(Stored entries)
* start *

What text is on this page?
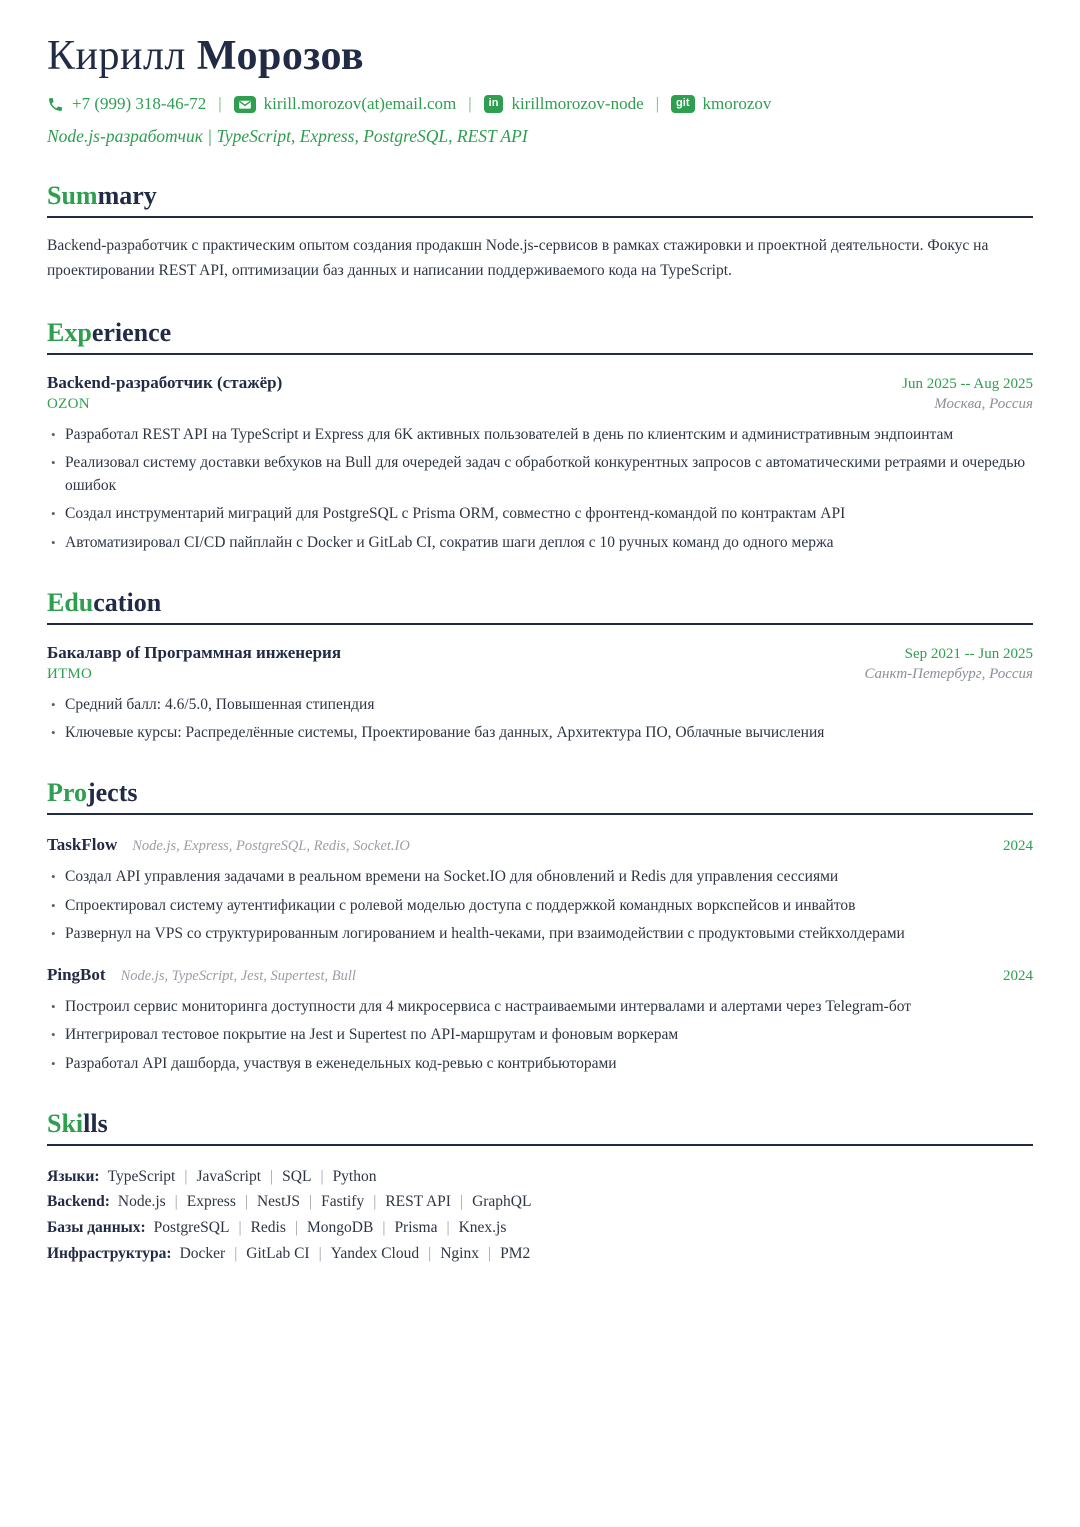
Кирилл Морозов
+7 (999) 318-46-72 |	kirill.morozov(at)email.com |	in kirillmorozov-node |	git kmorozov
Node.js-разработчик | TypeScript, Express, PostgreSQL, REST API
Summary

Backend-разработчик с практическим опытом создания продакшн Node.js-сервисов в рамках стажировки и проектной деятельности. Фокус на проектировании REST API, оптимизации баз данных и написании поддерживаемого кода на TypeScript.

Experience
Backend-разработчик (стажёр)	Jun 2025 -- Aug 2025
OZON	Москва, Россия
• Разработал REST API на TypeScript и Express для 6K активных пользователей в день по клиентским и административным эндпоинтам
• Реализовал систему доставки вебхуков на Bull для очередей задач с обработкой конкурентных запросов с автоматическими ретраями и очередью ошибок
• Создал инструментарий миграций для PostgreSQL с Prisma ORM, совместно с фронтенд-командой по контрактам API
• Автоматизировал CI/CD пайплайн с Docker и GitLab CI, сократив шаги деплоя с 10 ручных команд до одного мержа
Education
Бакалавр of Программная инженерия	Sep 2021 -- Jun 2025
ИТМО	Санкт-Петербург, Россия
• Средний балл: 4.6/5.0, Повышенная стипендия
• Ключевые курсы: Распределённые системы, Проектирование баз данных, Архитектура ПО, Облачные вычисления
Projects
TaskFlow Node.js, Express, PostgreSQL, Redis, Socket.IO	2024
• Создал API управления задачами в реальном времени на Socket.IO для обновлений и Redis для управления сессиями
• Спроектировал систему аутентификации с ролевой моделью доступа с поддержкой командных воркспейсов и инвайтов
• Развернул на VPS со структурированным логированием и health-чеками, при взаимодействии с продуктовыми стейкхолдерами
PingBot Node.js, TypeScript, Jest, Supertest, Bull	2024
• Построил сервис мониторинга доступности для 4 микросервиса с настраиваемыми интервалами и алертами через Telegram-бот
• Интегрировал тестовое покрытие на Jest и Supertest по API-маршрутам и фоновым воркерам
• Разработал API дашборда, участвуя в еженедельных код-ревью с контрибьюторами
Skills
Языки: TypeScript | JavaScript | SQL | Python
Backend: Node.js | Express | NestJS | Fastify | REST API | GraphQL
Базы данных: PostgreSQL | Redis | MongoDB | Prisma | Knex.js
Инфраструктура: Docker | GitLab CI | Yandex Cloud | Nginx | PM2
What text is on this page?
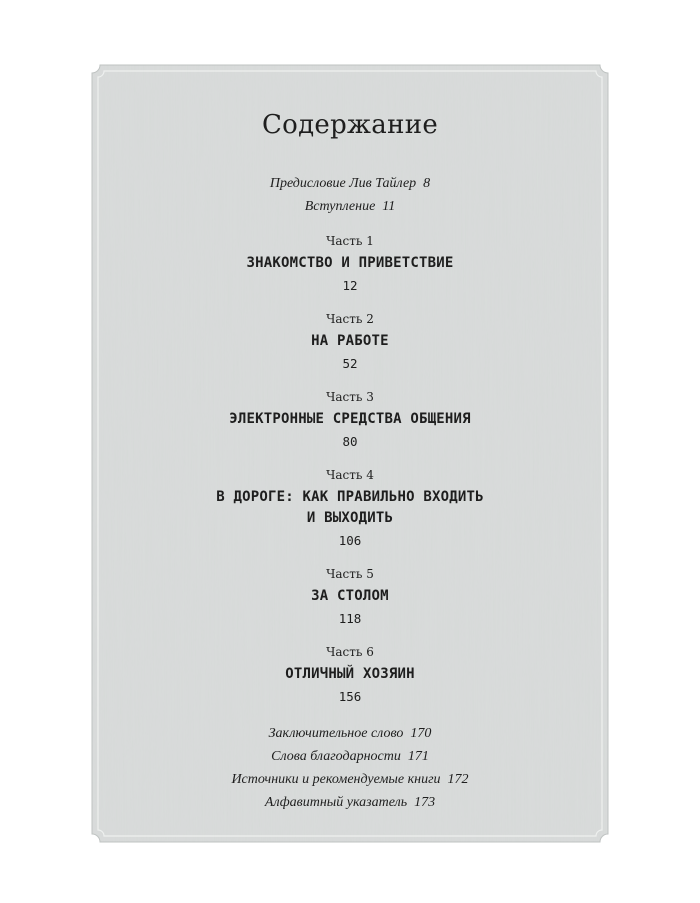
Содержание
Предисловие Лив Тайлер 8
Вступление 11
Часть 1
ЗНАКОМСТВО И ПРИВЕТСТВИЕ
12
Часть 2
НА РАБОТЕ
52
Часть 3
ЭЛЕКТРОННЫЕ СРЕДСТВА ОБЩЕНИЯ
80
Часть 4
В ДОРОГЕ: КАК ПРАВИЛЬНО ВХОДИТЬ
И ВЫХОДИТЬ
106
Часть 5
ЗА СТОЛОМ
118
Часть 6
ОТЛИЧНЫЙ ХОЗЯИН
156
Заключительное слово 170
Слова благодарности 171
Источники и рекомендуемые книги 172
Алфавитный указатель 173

* end *

» **What to produce**: Find how many lines include the string "систему" and report that number alone.

» **Written solution**: 2